** Exercise directions **
Gather the lines that hold the string "name".

Excerpts from a figure dataset
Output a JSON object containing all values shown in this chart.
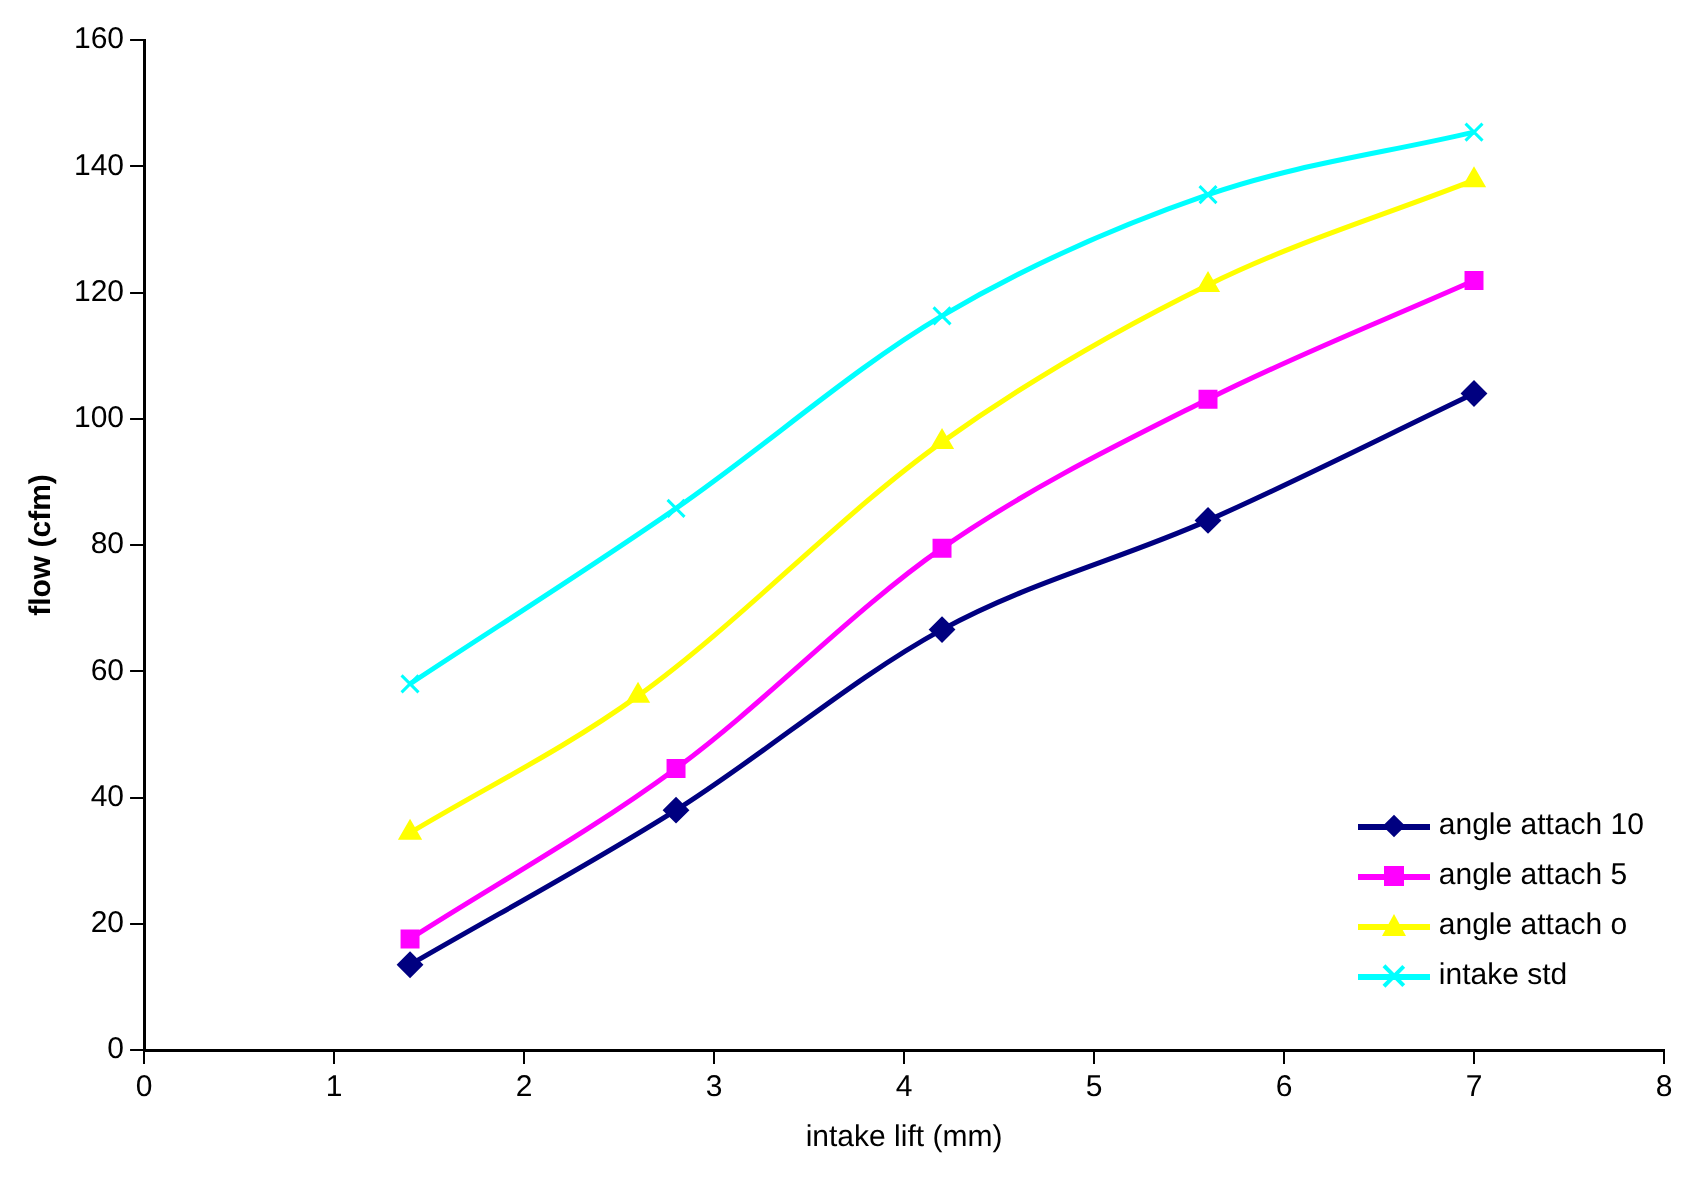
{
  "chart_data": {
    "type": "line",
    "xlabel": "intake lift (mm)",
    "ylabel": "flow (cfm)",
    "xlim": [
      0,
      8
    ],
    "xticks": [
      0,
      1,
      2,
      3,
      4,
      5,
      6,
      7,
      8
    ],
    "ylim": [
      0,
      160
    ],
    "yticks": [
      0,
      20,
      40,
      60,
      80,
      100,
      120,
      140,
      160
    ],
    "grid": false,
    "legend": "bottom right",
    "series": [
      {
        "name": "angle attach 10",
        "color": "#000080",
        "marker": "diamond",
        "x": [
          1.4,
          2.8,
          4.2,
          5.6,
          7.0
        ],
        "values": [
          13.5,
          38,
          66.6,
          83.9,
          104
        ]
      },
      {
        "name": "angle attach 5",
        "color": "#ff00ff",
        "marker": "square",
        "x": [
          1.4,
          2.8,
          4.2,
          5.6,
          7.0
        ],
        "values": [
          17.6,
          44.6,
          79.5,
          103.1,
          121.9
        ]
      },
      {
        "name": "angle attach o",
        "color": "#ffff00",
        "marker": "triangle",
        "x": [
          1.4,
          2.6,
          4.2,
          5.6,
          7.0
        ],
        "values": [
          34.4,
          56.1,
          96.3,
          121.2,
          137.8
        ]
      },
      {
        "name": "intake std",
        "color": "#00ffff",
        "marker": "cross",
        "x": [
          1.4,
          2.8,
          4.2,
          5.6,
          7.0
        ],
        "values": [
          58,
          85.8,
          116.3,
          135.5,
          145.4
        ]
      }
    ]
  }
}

** Expected output **
        "name": "angle attach 10",
        "name": "angle attach 5",
        "name": "angle attach o",
        "name": "intake std",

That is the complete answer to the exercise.